EXERCISE BRIEF: Reproduce the lines below, substituting "StudyPath" for every occurrence of "EduPath" and leaving everything else unchanged.

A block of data
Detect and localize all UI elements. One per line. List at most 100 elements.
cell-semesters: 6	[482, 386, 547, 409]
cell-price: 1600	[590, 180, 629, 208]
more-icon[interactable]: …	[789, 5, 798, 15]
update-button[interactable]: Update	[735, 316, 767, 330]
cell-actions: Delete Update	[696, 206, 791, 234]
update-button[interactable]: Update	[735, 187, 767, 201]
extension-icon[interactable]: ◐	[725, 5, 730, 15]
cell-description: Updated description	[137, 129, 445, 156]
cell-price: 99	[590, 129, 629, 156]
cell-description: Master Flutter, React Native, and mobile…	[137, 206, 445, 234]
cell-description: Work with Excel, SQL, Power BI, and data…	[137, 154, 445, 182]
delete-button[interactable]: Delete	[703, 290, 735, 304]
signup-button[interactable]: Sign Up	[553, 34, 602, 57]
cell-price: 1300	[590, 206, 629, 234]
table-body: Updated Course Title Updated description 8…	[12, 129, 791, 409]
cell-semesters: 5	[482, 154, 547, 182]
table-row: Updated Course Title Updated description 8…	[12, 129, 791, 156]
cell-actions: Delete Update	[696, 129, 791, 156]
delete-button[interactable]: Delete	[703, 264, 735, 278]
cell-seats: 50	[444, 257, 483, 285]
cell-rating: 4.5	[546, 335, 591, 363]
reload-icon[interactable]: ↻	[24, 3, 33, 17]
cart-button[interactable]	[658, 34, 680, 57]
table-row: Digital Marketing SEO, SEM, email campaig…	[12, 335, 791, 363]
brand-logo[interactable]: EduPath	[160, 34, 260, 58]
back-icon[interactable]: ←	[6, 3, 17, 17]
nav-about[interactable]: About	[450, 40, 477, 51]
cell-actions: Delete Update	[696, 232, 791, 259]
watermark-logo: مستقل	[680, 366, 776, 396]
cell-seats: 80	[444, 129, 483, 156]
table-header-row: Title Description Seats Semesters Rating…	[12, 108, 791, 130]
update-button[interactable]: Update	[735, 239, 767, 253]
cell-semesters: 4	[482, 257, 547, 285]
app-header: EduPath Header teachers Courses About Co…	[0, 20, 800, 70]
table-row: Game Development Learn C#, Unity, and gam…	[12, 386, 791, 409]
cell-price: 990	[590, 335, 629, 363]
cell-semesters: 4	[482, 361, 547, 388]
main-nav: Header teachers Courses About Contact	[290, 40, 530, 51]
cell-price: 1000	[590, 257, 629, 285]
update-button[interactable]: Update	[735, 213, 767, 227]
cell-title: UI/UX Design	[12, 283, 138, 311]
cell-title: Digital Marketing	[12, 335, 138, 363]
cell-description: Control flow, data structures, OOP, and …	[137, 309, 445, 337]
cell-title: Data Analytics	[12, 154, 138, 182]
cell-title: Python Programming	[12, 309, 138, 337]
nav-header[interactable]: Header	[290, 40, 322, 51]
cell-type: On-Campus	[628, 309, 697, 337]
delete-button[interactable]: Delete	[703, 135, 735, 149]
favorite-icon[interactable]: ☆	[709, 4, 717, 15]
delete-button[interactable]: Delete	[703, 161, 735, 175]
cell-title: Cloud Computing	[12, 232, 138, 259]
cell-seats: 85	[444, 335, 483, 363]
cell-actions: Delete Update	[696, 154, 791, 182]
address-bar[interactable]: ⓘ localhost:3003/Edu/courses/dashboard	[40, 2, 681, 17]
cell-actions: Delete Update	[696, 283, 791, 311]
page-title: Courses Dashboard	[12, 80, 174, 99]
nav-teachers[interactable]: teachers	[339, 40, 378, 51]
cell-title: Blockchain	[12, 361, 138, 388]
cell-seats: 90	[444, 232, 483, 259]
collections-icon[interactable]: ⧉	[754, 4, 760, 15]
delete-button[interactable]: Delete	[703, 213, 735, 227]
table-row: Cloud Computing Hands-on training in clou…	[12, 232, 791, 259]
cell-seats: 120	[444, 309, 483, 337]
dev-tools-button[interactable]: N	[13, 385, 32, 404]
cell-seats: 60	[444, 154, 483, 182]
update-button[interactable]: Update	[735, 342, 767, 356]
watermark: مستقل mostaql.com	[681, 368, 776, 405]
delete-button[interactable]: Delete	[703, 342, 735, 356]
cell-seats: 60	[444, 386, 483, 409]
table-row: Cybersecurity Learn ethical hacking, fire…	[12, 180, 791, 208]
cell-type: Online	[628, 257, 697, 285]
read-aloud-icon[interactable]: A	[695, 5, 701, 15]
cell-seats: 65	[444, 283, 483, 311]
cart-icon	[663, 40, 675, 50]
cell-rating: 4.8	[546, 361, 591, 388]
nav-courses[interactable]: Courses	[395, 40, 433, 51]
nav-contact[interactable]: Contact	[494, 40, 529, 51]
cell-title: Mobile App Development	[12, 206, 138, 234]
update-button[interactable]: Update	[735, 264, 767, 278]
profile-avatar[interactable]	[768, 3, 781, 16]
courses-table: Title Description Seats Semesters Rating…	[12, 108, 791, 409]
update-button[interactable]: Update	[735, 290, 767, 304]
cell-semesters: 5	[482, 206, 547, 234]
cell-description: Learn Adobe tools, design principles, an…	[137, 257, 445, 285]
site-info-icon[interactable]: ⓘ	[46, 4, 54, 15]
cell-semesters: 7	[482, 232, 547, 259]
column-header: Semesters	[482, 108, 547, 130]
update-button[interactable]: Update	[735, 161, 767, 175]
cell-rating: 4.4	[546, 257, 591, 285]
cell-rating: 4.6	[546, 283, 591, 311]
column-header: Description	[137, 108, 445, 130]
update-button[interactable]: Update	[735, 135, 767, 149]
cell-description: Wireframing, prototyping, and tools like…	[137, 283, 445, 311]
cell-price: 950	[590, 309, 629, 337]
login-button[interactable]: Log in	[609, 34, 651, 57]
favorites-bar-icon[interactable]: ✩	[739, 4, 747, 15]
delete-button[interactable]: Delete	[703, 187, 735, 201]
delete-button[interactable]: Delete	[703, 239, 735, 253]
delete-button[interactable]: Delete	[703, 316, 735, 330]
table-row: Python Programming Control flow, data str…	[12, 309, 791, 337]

TASK RESPONSE:
Detect and localize all UI elements. One per line. List at most 100 elements.
cell-semesters: 6	[482, 386, 547, 409]
cell-price: 1600	[590, 180, 629, 208]
more-icon[interactable]: …	[789, 5, 798, 15]
update-button[interactable]: Update	[735, 316, 767, 330]
cell-actions: Delete Update	[696, 206, 791, 234]
update-button[interactable]: Update	[735, 187, 767, 201]
extension-icon[interactable]: ◐	[725, 5, 730, 15]
cell-description: Updated description	[137, 129, 445, 156]
cell-price: 99	[590, 129, 629, 156]
cell-description: Master Flutter, React Native, and mobile…	[137, 206, 445, 234]
cell-description: Work with Excel, SQL, Power BI, and data…	[137, 154, 445, 182]
delete-button[interactable]: Delete	[703, 290, 735, 304]
signup-button[interactable]: Sign Up	[553, 34, 602, 57]
cell-price: 1300	[590, 206, 629, 234]
table-body: Updated Course Title Updated description 8…	[12, 129, 791, 409]
cell-semesters: 5	[482, 154, 547, 182]
table-row: Updated Course Title Updated description 8…	[12, 129, 791, 156]
cell-actions: Delete Update	[696, 129, 791, 156]
delete-button[interactable]: Delete	[703, 264, 735, 278]
cell-seats: 50	[444, 257, 483, 285]
cell-rating: 4.5	[546, 335, 591, 363]
reload-icon[interactable]: ↻	[24, 3, 33, 17]
cart-button[interactable]	[658, 34, 680, 57]
table-row: Digital Marketing SEO, SEM, email campaig…	[12, 335, 791, 363]
brand-logo[interactable]: StudyPath	[160, 34, 260, 58]
back-icon[interactable]: ←	[6, 3, 17, 17]
nav-about[interactable]: About	[450, 40, 477, 51]
cell-actions: Delete Update	[696, 232, 791, 259]
watermark-logo: مستقل	[680, 366, 776, 396]
cell-seats: 80	[444, 129, 483, 156]
table-header-row: Title Description Seats Semesters Rating…	[12, 108, 791, 130]
update-button[interactable]: Update	[735, 239, 767, 253]
cell-semesters: 4	[482, 257, 547, 285]
app-header: StudyPath Header teachers Courses About Co…	[0, 20, 800, 70]
table-row: Game Development Learn C#, Unity, and gam…	[12, 386, 791, 409]
cell-price: 990	[590, 335, 629, 363]
cell-semesters: 4	[482, 361, 547, 388]
main-nav: Header teachers Courses About Contact	[290, 40, 530, 51]
cell-price: 1000	[590, 257, 629, 285]
update-button[interactable]: Update	[735, 213, 767, 227]
cell-title: UI/UX Design	[12, 283, 138, 311]
cell-title: Digital Marketing	[12, 335, 138, 363]
cell-description: Control flow, data structures, OOP, and …	[137, 309, 445, 337]
cell-title: Data Analytics	[12, 154, 138, 182]
cell-title: Python Programming	[12, 309, 138, 337]
nav-header[interactable]: Header	[290, 40, 322, 51]
cell-type: On-Campus	[628, 309, 697, 337]
delete-button[interactable]: Delete	[703, 135, 735, 149]
favorite-icon[interactable]: ☆	[709, 4, 717, 15]
delete-button[interactable]: Delete	[703, 161, 735, 175]
cell-title: Cloud Computing	[12, 232, 138, 259]
cell-seats: 85	[444, 335, 483, 363]
cell-actions: Delete Update	[696, 154, 791, 182]
address-bar[interactable]: ⓘ localhost:3003/Edu/courses/dashboard	[40, 2, 681, 17]
cell-actions: Delete Update	[696, 283, 791, 311]
page-title: Courses Dashboard	[12, 80, 174, 99]
nav-teachers[interactable]: teachers	[339, 40, 378, 51]
cell-title: Blockchain	[12, 361, 138, 388]
cell-seats: 90	[444, 232, 483, 259]
collections-icon[interactable]: ⧉	[754, 4, 760, 15]
delete-button[interactable]: Delete	[703, 213, 735, 227]
table-row: Cloud Computing Hands-on training in clou…	[12, 232, 791, 259]
cell-seats: 120	[444, 309, 483, 337]
dev-tools-button[interactable]: N	[13, 385, 32, 404]
cell-seats: 60	[444, 154, 483, 182]
update-button[interactable]: Update	[735, 342, 767, 356]
watermark: مستقل mostaql.com	[681, 368, 776, 405]
delete-button[interactable]: Delete	[703, 342, 735, 356]
cell-seats: 60	[444, 386, 483, 409]
table-row: Cybersecurity Learn ethical hacking, fire…	[12, 180, 791, 208]
cell-type: Online	[628, 257, 697, 285]
read-aloud-icon[interactable]: A	[695, 5, 701, 15]
cell-seats: 65	[444, 283, 483, 311]
cart-icon	[663, 40, 675, 50]
cell-rating: 4.8	[546, 361, 591, 388]
nav-courses[interactable]: Courses	[395, 40, 433, 51]
nav-contact[interactable]: Contact	[494, 40, 529, 51]
cell-title: Mobile App Development	[12, 206, 138, 234]
update-button[interactable]: Update	[735, 264, 767, 278]
profile-avatar[interactable]	[768, 3, 781, 16]
courses-table: Title Description Seats Semesters Rating…	[12, 108, 791, 409]
update-button[interactable]: Update	[735, 290, 767, 304]
cell-semesters: 5	[482, 206, 547, 234]
cell-description: Learn Adobe tools, design principles, an…	[137, 257, 445, 285]
site-info-icon[interactable]: ⓘ	[46, 4, 54, 15]
cell-semesters: 7	[482, 232, 547, 259]
column-header: Semesters	[482, 108, 547, 130]
update-button[interactable]: Update	[735, 161, 767, 175]
cell-rating: 4.4	[546, 257, 591, 285]
cell-rating: 4.6	[546, 283, 591, 311]
column-header: Description	[137, 108, 445, 130]
update-button[interactable]: Update	[735, 135, 767, 149]
cell-description: Wireframing, prototyping, and tools like…	[137, 283, 445, 311]
cell-price: 950	[590, 309, 629, 337]
login-button[interactable]: Log in	[609, 34, 651, 57]
favorites-bar-icon[interactable]: ✩	[739, 4, 747, 15]
delete-button[interactable]: Delete	[703, 187, 735, 201]
delete-button[interactable]: Delete	[703, 239, 735, 253]
delete-button[interactable]: Delete	[703, 316, 735, 330]
table-row: Python Programming Control flow, data str…	[12, 309, 791, 337]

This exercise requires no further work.